— START RAW RECORDS —

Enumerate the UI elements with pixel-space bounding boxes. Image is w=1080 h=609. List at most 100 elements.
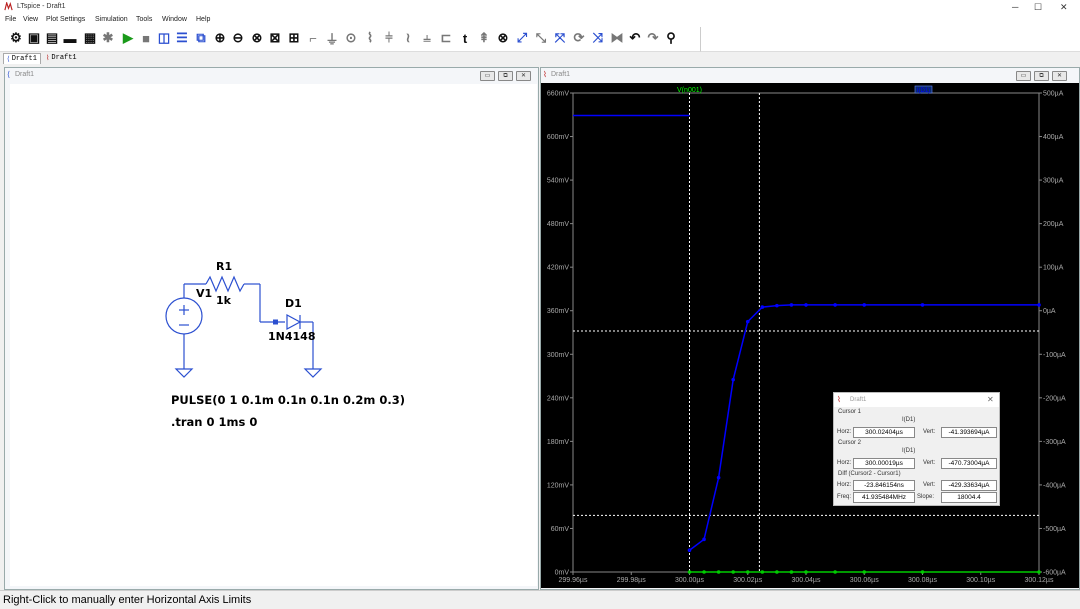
- y-right-tick-label: 200µA: [1043, 221, 1064, 228]
- series-point-v-n001: [1037, 303, 1041, 307]
- schematic-window: ⟨ Draft1 ▭ ⧉ ✕ R1 1k V1 D1 1N4148 PULSE(…: [4, 67, 539, 590]
- diff-vert-value[interactable]: -429.33634µA: [941, 480, 997, 491]
- plot-svg[interactable]: 660mV 600mV 540mV 480mV 420mV 360mV 300mV 240mV…: [541, 83, 1079, 588]
- run-icon[interactable]: ▶: [121, 30, 135, 45]
- cursor-dialog-close-button[interactable]: ✕: [987, 395, 994, 404]
- component-icon[interactable]: ⊏: [439, 30, 453, 45]
- menu-simulation[interactable]: Simulation: [95, 16, 128, 23]
- resistor-icon[interactable]: ⌇: [363, 30, 377, 45]
- delete-icon[interactable]: ⊗: [496, 30, 510, 45]
- freq-label: Freq:: [837, 494, 852, 500]
- plot-area[interactable]: 660mV 600mV 540mV 480mV 420mV 360mV 300mV 240mV…: [541, 83, 1079, 588]
- cursor-dialog-header: ⌇ Draft1 ✕: [834, 393, 999, 407]
- menu-window[interactable]: Window: [162, 16, 187, 23]
- tile-vertical-icon[interactable]: ◫: [157, 30, 171, 45]
- open-icon[interactable]: ▤: [45, 30, 59, 45]
- save-icon[interactable]: ▬: [63, 31, 77, 46]
- d1-value[interactable]: 1N4148: [268, 330, 315, 343]
- redo-icon[interactable]: ↷: [646, 30, 660, 45]
- zoom-in-icon[interactable]: ⊕: [213, 30, 227, 45]
- cursor1-vert-label: Vert:: [923, 429, 936, 435]
- control-panel-icon[interactable]: ✱: [101, 30, 115, 45]
- r1-name[interactable]: R1: [216, 260, 232, 273]
- menu-help[interactable]: Help: [196, 16, 210, 23]
- plot-minimize-button[interactable]: ▭: [1016, 71, 1031, 81]
- r1-value[interactable]: 1k: [216, 294, 231, 307]
- cursor1-vert-value[interactable]: -41.393694µA: [941, 427, 997, 438]
- pane-close-button[interactable]: ✕: [516, 71, 531, 81]
- undo-icon[interactable]: ↶: [628, 30, 642, 45]
- minimize-button[interactable]: ─: [1012, 2, 1018, 12]
- tab-schematic[interactable]: ⟨ Draft1: [3, 53, 41, 64]
- y-left-tick-label: 300mV: [547, 352, 570, 359]
- cursor2-vert-value[interactable]: -470.73004µA: [941, 458, 997, 469]
- inductor-icon[interactable]: ≀: [401, 30, 415, 45]
- move-icon[interactable]: ⤡: [534, 30, 548, 45]
- ground-icon[interactable]: ⏚: [325, 31, 339, 47]
- cursor1-horz-value[interactable]: 300.02404µs: [853, 427, 915, 438]
- rotate-icon[interactable]: ⟳: [572, 30, 586, 45]
- menu-view[interactable]: View: [23, 16, 38, 23]
- y-right-tick-label: 300µA: [1043, 178, 1064, 185]
- y-right-tick-label: -400µA: [1043, 482, 1066, 489]
- pane-restore-button[interactable]: ⧉: [498, 71, 513, 81]
- cursor1-horz-label: Horz:: [837, 429, 852, 435]
- spice-directive-icon[interactable]: ⇞: [477, 30, 491, 45]
- cursor-dialog[interactable]: ⌇ Draft1 ✕ Cursor 1 I(D1) Horz: 300.0240…: [833, 392, 1000, 506]
- tran-directive[interactable]: .tran 0 1ms 0: [171, 415, 257, 429]
- plot-restore-button[interactable]: ⧉: [1034, 71, 1049, 81]
- capacitor-icon[interactable]: ⫩: [382, 30, 396, 45]
- toolbar-spacer: [700, 27, 1080, 52]
- maximize-button[interactable]: ☐: [1034, 2, 1042, 13]
- new-schematic-icon[interactable]: ▣: [27, 30, 41, 45]
- find-icon[interactable]: ⚲: [664, 30, 678, 45]
- drag-icon[interactable]: ⤧: [553, 30, 567, 45]
- y-left-tick-label: 600mV: [547, 134, 570, 141]
- d1-name[interactable]: D1: [285, 297, 302, 310]
- pulse-directive[interactable]: PULSE(0 1 0.1m 0.1n 0.1n 0.2m 0.3): [171, 393, 405, 407]
- duplicate-icon[interactable]: ⤢: [515, 30, 529, 45]
- diode-icon[interactable]: ⫨: [420, 30, 434, 45]
- y-left-tick-label: 180mV: [547, 439, 570, 446]
- autorange-icon[interactable]: ⊠: [268, 30, 282, 45]
- pane-minimize-button[interactable]: ▭: [480, 71, 495, 81]
- plot-close-button[interactable]: ✕: [1052, 71, 1067, 81]
- mirror-icon[interactable]: ⤨: [591, 30, 605, 45]
- cascade-icon[interactable]: ⧉: [194, 30, 208, 45]
- waveform-window-title: Draft1: [551, 71, 571, 78]
- halt-icon[interactable]: ■: [139, 31, 153, 46]
- slope-label: Slope:: [917, 494, 935, 500]
- menu-plot-settings[interactable]: Plot Settings: [46, 16, 85, 23]
- menu-tools[interactable]: Tools: [136, 16, 152, 23]
- zoom-fit-icon[interactable]: ⊗: [250, 30, 264, 45]
- schematic-canvas[interactable]: R1 1k V1 D1 1N4148 PULSE(0 1 0.1m 0.1n 0…: [10, 84, 537, 586]
- waveform-icon: ⌇: [46, 54, 50, 63]
- zoom-out-icon[interactable]: ⊖: [231, 30, 245, 45]
- slope-value[interactable]: 18004.4: [941, 492, 997, 503]
- wire-icon[interactable]: ⌐: [306, 31, 320, 46]
- text-icon[interactable]: t: [458, 31, 472, 46]
- y-right-tick-label: 500µA: [1043, 91, 1064, 98]
- fft-icon[interactable]: ⊞: [287, 30, 301, 45]
- print-icon[interactable]: ▦: [83, 30, 97, 45]
- v1-name[interactable]: V1: [196, 287, 212, 300]
- tile-horizontal-icon[interactable]: ☰: [175, 30, 189, 45]
- label-net-icon[interactable]: ⊙: [344, 30, 358, 45]
- series-point-i-d1: [760, 570, 765, 574]
- settings-icon[interactable]: ⚙: [9, 30, 23, 45]
- cursor2-trace: I(D1): [902, 448, 916, 454]
- diff-horz-value[interactable]: -23.846154ns: [853, 480, 915, 491]
- x-tick-label: 300.10µs: [966, 577, 995, 584]
- mirror-flip-icon[interactable]: ⧓: [610, 30, 624, 45]
- y-left-tick-label: 240mV: [547, 395, 570, 402]
- menu-file[interactable]: File: [5, 16, 16, 23]
- series-point-v-n001: [804, 303, 808, 307]
- voltage-source-symbol: [165, 297, 203, 335]
- tab-waveform[interactable]: ⌇ Draft1: [43, 53, 80, 63]
- freq-value[interactable]: 41.935484MHz: [853, 492, 915, 503]
- x-tick-label: 300.02µs: [733, 577, 762, 584]
- schematic-window-header: ⟨ Draft1 ▭ ⧉ ✕: [5, 68, 538, 82]
- cursor2-horz-value[interactable]: 300.00019µs: [853, 458, 915, 469]
- close-button[interactable]: ✕: [1060, 2, 1068, 13]
- trace-label-v-n001: V(n001): [677, 87, 702, 94]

— END RAW RECORDS —

* _DIRECTIVE_: Rewrite the lines from the one containing "- y-right-tick-label: 200µA: [1043, 221, 1064, 228]" through the one containing "- ground-icon[interactable]: ⏚: [325, 31, 339, 47]", inclusive, changing every "Draft1" to "Draft2" and leaving all else as is. Output only those lines.

* _RESULT_:
- y-right-tick-label: 200µA: [1043, 221, 1064, 228]
- series-point-v-n001: [1037, 303, 1041, 307]
- schematic-window: ⟨ Draft2 ▭ ⧉ ✕ R1 1k V1 D1 1N4148 PULSE(…: [4, 67, 539, 590]
- diff-vert-value[interactable]: -429.33634µA: [941, 480, 997, 491]
- plot-svg[interactable]: 660mV 600mV 540mV 480mV 420mV 360mV 300mV 240mV…: [541, 83, 1079, 588]
- run-icon[interactable]: ▶: [121, 30, 135, 45]
- cursor-dialog-close-button[interactable]: ✕: [987, 395, 994, 404]
- component-icon[interactable]: ⊏: [439, 30, 453, 45]
- menu-simulation[interactable]: Simulation: [95, 16, 128, 23]
- resistor-icon[interactable]: ⌇: [363, 30, 377, 45]
- delete-icon[interactable]: ⊗: [496, 30, 510, 45]
- freq-label: Freq:: [837, 494, 852, 500]
- plot-area[interactable]: 660mV 600mV 540mV 480mV 420mV 360mV 300mV 240mV…: [541, 83, 1079, 588]
- cursor-dialog-header: ⌇ Draft2 ✕: [834, 393, 999, 407]
- menu-window[interactable]: Window: [162, 16, 187, 23]
- tile-vertical-icon[interactable]: ◫: [157, 30, 171, 45]
- open-icon[interactable]: ▤: [45, 30, 59, 45]
- save-icon[interactable]: ▬: [63, 31, 77, 46]
- d1-value[interactable]: 1N4148: [268, 330, 315, 343]
- redo-icon[interactable]: ↷: [646, 30, 660, 45]
- zoom-in-icon[interactable]: ⊕: [213, 30, 227, 45]
- cursor1-vert-label: Vert:: [923, 429, 936, 435]
- control-panel-icon[interactable]: ✱: [101, 30, 115, 45]
- r1-name[interactable]: R1: [216, 260, 232, 273]
- menu-help[interactable]: Help: [196, 16, 210, 23]
- plot-minimize-button[interactable]: ▭: [1016, 71, 1031, 81]
- r1-value[interactable]: 1k: [216, 294, 231, 307]
- cursor1-vert-value[interactable]: -41.393694µA: [941, 427, 997, 438]
- pane-close-button[interactable]: ✕: [516, 71, 531, 81]
- undo-icon[interactable]: ↶: [628, 30, 642, 45]
- minimize-button[interactable]: ─: [1012, 2, 1018, 12]
- tab-schematic[interactable]: ⟨ Draft2: [3, 53, 41, 64]
- y-left-tick-label: 300mV: [547, 352, 570, 359]
- cursor2-vert-value[interactable]: -470.73004µA: [941, 458, 997, 469]
- inductor-icon[interactable]: ≀: [401, 30, 415, 45]
- move-icon[interactable]: ⤡: [534, 30, 548, 45]
- ground-icon[interactable]: ⏚: [325, 31, 339, 47]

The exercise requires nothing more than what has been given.